Reproduce every line of the material below, but drop the pictures.

═══

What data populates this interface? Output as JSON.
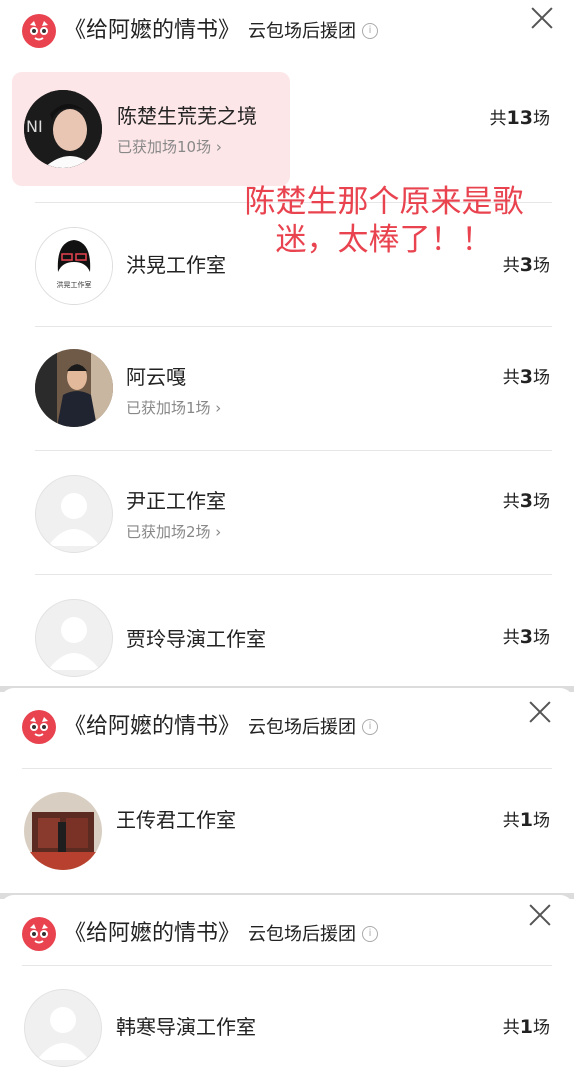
{
  "colors": {
    "accent": "#e8434f",
    "highlight_bg": "#fde6e8",
    "divider": "#e6e6e6",
    "muted": "#888888"
  },
  "panels": [
    {
      "title": "《给阿嬷的情书》",
      "subtitle": "云包场后援团",
      "rows": [
        {
          "name": "陈楚生荒芜之境",
          "extra": "已获加场10场 ›",
          "count_prefix": "共",
          "count": "13",
          "count_suffix": "场",
          "avatar": "photo-singer",
          "highlighted": true
        },
        {
          "name": "洪晃工作室",
          "extra": "",
          "count_prefix": "共",
          "count": "3",
          "count_suffix": "场",
          "avatar": "studio-logo"
        },
        {
          "name": "阿云嘎",
          "extra": "已获加场1场 ›",
          "count_prefix": "共",
          "count": "3",
          "count_suffix": "场",
          "avatar": "photo-performer"
        },
        {
          "name": "尹正工作室",
          "extra": "已获加场2场 ›",
          "count_prefix": "共",
          "count": "3",
          "count_suffix": "场",
          "avatar": "default-avatar"
        },
        {
          "name": "贾玲导演工作室",
          "extra": "",
          "count_prefix": "共",
          "count": "3",
          "count_suffix": "场",
          "avatar": "default-avatar"
        }
      ],
      "avatar_caption": "洪晃工作室"
    },
    {
      "title": "《给阿嬷的情书》",
      "subtitle": "云包场后援团",
      "rows": [
        {
          "name": "王传君工作室",
          "extra": "",
          "count_prefix": "共",
          "count": "1",
          "count_suffix": "场",
          "avatar": "photo-stage"
        }
      ]
    },
    {
      "title": "《给阿嬷的情书》",
      "subtitle": "云包场后援团",
      "rows": [
        {
          "name": "韩寒导演工作室",
          "extra": "",
          "count_prefix": "共",
          "count": "1",
          "count_suffix": "场",
          "avatar": "default-avatar"
        }
      ]
    }
  ],
  "comment": {
    "line1": "陈楚生那个原来是歌",
    "line2": "迷，太棒了！！"
  }
}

═══

_Answer below_
What data populates this interface? Output as JSON.
{
  "colors": {
    "accent": "#e8434f",
    "highlight_bg": "#fde6e8",
    "divider": "#e6e6e6",
    "muted": "#888888"
  },
  "panels": [
    {
      "title": "《给阿嬷的情书》",
      "subtitle": "云包场后援团",
      "rows": [
        {
          "name": "陈楚生荒芜之境",
          "extra": "已获加场10场 ›",
          "count_prefix": "共",
          "count": "13",
          "count_suffix": "场",
          "avatar": "photo-singer",
          "highlighted": true
        },
        {
          "name": "洪晃工作室",
          "extra": "",
          "count_prefix": "共",
          "count": "3",
          "count_suffix": "场",
          "avatar": "studio-logo"
        },
        {
          "name": "阿云嘎",
          "extra": "已获加场1场 ›",
          "count_prefix": "共",
          "count": "3",
          "count_suffix": "场",
          "avatar": "photo-performer"
        },
        {
          "name": "尹正工作室",
          "extra": "已获加场2场 ›",
          "count_prefix": "共",
          "count": "3",
          "count_suffix": "场",
          "avatar": "default-avatar"
        },
        {
          "name": "贾玲导演工作室",
          "extra": "",
          "count_prefix": "共",
          "count": "3",
          "count_suffix": "场",
          "avatar": "default-avatar"
        }
      ],
      "avatar_caption": "洪晃工作室"
    },
    {
      "title": "《给阿嬷的情书》",
      "subtitle": "云包场后援团",
      "rows": [
        {
          "name": "王传君工作室",
          "extra": "",
          "count_prefix": "共",
          "count": "1",
          "count_suffix": "场",
          "avatar": "photo-stage"
        }
      ]
    },
    {
      "title": "《给阿嬷的情书》",
      "subtitle": "云包场后援团",
      "rows": [
        {
          "name": "韩寒导演工作室",
          "extra": "",
          "count_prefix": "共",
          "count": "1",
          "count_suffix": "场",
          "avatar": "default-avatar"
        }
      ]
    }
  ],
  "comment": {
    "line1": "陈楚生那个原来是歌",
    "line2": "迷，太棒了！！"
  }
}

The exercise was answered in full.